# [Your task]
Assemble all lines in which the string "storages" appears.

# [Excerpted records]

#####

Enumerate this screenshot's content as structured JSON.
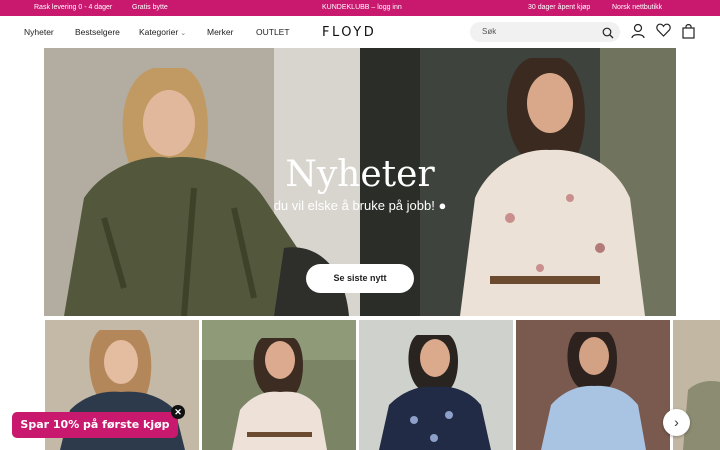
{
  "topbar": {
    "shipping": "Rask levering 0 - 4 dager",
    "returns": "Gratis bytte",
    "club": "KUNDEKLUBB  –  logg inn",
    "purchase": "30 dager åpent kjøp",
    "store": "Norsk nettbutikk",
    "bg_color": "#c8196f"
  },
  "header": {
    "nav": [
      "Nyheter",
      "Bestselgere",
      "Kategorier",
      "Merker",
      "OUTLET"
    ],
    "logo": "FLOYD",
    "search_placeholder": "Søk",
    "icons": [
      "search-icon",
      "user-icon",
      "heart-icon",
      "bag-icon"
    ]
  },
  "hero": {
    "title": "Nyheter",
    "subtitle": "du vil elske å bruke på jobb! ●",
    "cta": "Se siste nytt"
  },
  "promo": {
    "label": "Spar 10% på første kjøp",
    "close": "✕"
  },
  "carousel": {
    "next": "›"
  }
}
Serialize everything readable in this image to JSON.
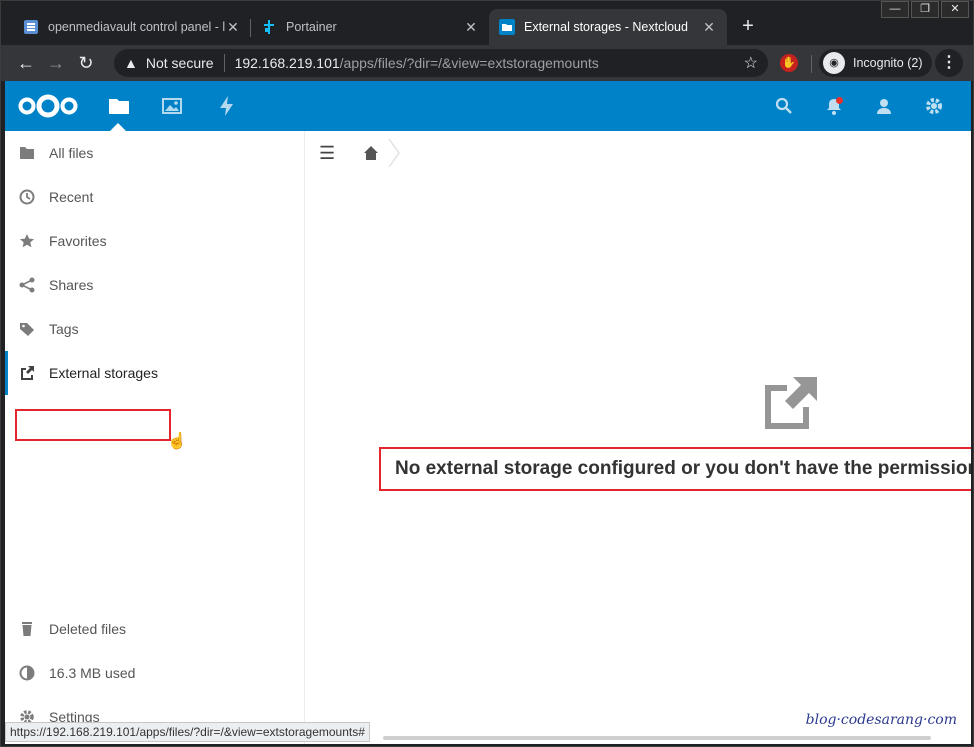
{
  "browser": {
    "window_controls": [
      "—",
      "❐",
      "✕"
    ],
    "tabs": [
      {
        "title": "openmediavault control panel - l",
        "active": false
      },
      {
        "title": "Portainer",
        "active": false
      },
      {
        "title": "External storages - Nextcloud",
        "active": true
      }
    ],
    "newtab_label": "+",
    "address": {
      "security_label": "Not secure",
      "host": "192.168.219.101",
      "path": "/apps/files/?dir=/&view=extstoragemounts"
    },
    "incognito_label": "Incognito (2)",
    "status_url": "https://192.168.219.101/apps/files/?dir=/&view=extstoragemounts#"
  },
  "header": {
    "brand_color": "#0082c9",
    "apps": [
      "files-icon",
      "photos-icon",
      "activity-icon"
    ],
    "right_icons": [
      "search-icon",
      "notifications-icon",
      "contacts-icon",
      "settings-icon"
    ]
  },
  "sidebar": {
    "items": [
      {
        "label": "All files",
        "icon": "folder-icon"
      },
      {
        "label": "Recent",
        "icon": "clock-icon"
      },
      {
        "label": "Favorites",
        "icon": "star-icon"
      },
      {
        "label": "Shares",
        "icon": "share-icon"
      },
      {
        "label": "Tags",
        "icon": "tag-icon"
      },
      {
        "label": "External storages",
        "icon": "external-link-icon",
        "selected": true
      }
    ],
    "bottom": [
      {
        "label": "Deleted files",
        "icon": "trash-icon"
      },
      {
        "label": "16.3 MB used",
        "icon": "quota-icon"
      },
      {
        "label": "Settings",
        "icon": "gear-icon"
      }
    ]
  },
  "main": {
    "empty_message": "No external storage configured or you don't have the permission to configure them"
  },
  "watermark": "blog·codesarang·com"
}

#####

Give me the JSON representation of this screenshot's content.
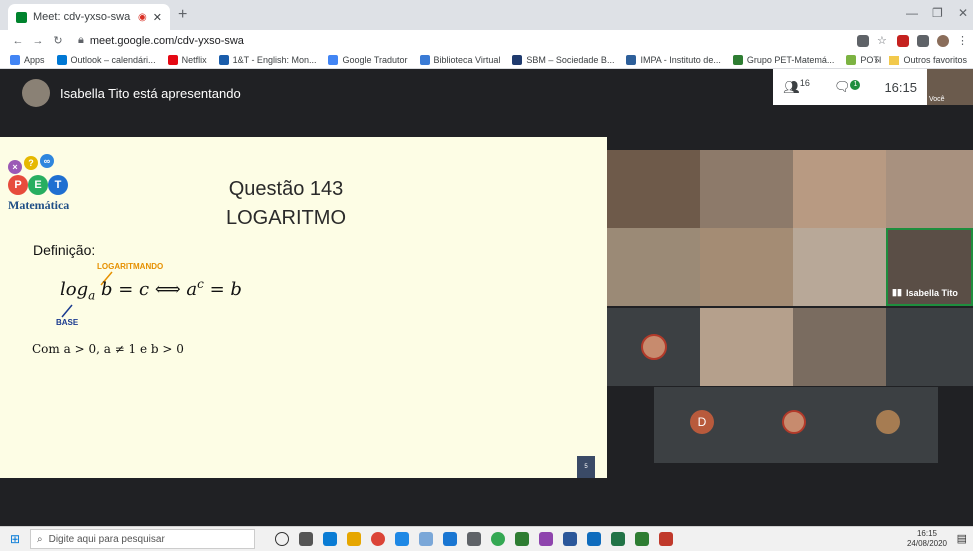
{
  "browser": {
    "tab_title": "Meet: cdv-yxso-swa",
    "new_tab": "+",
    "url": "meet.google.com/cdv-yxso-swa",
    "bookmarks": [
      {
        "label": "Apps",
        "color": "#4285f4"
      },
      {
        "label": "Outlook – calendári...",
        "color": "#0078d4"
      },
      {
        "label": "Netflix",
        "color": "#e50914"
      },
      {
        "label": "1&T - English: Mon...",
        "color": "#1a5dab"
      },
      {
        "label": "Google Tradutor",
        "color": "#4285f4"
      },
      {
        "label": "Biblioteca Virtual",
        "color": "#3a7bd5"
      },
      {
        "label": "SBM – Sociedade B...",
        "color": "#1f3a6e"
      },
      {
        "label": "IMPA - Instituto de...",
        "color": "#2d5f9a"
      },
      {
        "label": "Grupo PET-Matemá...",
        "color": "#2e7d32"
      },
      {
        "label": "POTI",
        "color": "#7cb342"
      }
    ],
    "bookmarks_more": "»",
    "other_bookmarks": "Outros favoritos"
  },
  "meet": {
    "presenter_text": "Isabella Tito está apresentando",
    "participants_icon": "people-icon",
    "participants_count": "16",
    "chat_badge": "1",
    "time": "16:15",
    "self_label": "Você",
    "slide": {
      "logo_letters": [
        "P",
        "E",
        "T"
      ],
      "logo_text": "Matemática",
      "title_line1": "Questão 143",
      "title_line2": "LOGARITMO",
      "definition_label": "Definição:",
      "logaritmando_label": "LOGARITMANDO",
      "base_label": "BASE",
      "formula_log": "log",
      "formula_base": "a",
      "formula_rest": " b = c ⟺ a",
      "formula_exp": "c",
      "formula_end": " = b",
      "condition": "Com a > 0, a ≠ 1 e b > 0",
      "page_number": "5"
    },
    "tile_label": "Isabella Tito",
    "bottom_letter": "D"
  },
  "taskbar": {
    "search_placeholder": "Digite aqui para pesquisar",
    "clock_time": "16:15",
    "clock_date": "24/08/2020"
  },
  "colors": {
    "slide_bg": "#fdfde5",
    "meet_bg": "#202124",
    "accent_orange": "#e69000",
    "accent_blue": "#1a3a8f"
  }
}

#####

# [Solution below]
        "title": "External storages - Nextcloud",
        "label": "External storages",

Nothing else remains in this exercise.